-- begin Excerpted data --
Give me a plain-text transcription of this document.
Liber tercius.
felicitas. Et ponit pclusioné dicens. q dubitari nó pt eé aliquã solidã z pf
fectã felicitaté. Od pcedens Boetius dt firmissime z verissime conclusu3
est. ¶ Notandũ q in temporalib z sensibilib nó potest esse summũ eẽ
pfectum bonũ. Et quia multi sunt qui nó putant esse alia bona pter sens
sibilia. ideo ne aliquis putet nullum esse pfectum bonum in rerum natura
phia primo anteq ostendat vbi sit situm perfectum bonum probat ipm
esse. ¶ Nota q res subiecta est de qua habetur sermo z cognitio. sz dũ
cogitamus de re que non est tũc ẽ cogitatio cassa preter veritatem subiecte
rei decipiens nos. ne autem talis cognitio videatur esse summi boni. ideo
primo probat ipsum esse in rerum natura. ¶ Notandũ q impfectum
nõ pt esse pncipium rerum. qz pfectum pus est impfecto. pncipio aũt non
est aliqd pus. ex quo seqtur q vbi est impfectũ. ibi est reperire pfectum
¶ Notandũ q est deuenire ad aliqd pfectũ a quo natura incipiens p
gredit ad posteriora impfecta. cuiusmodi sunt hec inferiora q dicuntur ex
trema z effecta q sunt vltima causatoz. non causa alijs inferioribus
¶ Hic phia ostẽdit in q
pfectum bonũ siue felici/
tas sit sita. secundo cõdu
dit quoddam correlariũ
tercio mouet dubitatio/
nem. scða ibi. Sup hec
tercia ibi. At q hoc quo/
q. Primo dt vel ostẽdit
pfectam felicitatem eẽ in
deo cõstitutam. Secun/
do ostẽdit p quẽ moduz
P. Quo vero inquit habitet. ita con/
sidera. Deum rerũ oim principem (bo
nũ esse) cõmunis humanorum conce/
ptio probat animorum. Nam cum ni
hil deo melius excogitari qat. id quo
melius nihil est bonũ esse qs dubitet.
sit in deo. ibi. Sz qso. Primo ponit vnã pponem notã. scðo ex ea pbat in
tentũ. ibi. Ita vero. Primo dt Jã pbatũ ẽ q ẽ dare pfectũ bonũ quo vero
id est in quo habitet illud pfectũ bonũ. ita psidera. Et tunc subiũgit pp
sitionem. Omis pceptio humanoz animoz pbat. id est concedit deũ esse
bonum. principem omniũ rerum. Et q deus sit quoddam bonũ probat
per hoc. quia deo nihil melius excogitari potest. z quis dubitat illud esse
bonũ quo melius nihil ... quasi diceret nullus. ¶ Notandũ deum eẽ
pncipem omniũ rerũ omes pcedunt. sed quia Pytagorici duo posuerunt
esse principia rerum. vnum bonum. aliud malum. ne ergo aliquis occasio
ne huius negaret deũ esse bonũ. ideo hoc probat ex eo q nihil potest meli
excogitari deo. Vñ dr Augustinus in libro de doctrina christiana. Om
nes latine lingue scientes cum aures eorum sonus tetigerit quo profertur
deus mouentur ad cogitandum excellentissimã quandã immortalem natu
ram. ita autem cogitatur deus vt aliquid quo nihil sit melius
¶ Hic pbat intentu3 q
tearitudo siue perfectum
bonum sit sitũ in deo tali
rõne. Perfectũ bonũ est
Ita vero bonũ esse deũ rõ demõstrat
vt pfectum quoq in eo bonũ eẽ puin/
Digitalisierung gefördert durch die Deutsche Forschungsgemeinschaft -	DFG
-- end Excerpted data --
Give all of the entries again, word for word.

Give me a plain-text transcription of this document.
Liber tercius.
felicitas. Et ponit pclusioné dicens. q dubitari nó pt eé aliquã solidã z pf
fectã felicitaté. Od pcedens Boetius dt firmissime z verissime conclusu3
est. ¶ Notandũ q in temporalib z sensibilib nó potest esse summũ eẽ
pfectum bonũ. Et quia multi sunt qui nó putant esse alia bona pter sens
sibilia. ideo ne aliquis putet nullum esse pfectum bonum in rerum natura
phia primo anteq ostendat vbi sit situm perfectum bonum probat ipm
esse. ¶ Nota q res subiecta est de qua habetur sermo z cognitio. sz dũ
cogitamus de re que non est tũc ẽ cogitatio cassa preter veritatem subiecte
rei decipiens nos. ne autem talis cognitio videatur esse summi boni. ideo
primo probat ipsum esse in rerum natura. ¶ Notandũ q impfectum
nõ pt esse pncipium rerum. qz pfectum pus est impfecto. pncipio aũt non
est aliqd pus. ex quo seqtur q vbi est impfectũ. ibi est reperire pfectum
¶ Notandũ q est deuenire ad aliqd pfectũ a quo natura incipiens p
gredit ad posteriora impfecta. cuiusmodi sunt hec inferiora q dicuntur ex
trema z effecta q sunt vltima causatoz. non causa alijs inferioribus
¶ Hic phia ostẽdit in q
pfectum bonũ siue felici/
tas sit sita. secundo cõdu
dit quoddam correlariũ
tercio mouet dubitatio/
nem. scða ibi. Sup hec
tercia ibi. At q hoc quo/
q. Primo dt vel ostẽdit
pfectam felicitatem eẽ in
deo cõstitutam. Secun/
do ostẽdit p quẽ moduz
P. Quo vero inquit habitet. ita con/
sidera. Deum rerũ oim principem (bo
nũ esse) cõmunis humanorum conce/
ptio probat animorum. Nam cum ni
hil deo melius excogitari qat. id quo
melius nihil est bonũ esse qs dubitet.
sit in deo. ibi. Sz qso. Primo ponit vnã pponem notã. scðo ex ea pbat in
tentũ. ibi. Ita vero. Primo dt Jã pbatũ ẽ q ẽ dare pfectũ bonũ quo vero
id est in quo habitet illud pfectũ bonũ. ita psidera. Et tunc subiũgit pp
sitionem. Omis pceptio humanoz animoz pbat. id est concedit deũ esse
bonum. principem omniũ rerum. Et q deus sit quoddam bonũ probat
per hoc. quia deo nihil melius excogitari potest. z quis dubitat illud esse
bonũ quo melius nihil ... quasi diceret nullus. ¶ Notandũ deum eẽ
pncipem omniũ rerũ omes pcedunt. sed quia Pytagorici duo posuerunt
esse principia rerum. vnum bonum. aliud malum. ne ergo aliquis occasio
ne huius negaret deũ esse bonũ. ideo hoc probat ex eo q nihil potest meli
excogitari deo. Vñ dr Augustinus in libro de doctrina christiana. Om
nes latine lingue scientes cum aures eorum sonus tetigerit quo profertur
deus mouentur ad cogitandum excellentissimã quandã immortalem natu
ram. ita autem cogitatur deus vt aliquid quo nihil sit melius
¶ Hic pbat intentu3 q
tearitudo siue perfectum
bonum sit sitũ in deo tali
rõne. Perfectũ bonũ est
Ita vero bonũ esse deũ rõ demõstrat
vt pfectum quoq in eo bonũ eẽ puin/
Digitalisierung gefördert durch die Deutsche Forschungsgemeinschaft -	DFG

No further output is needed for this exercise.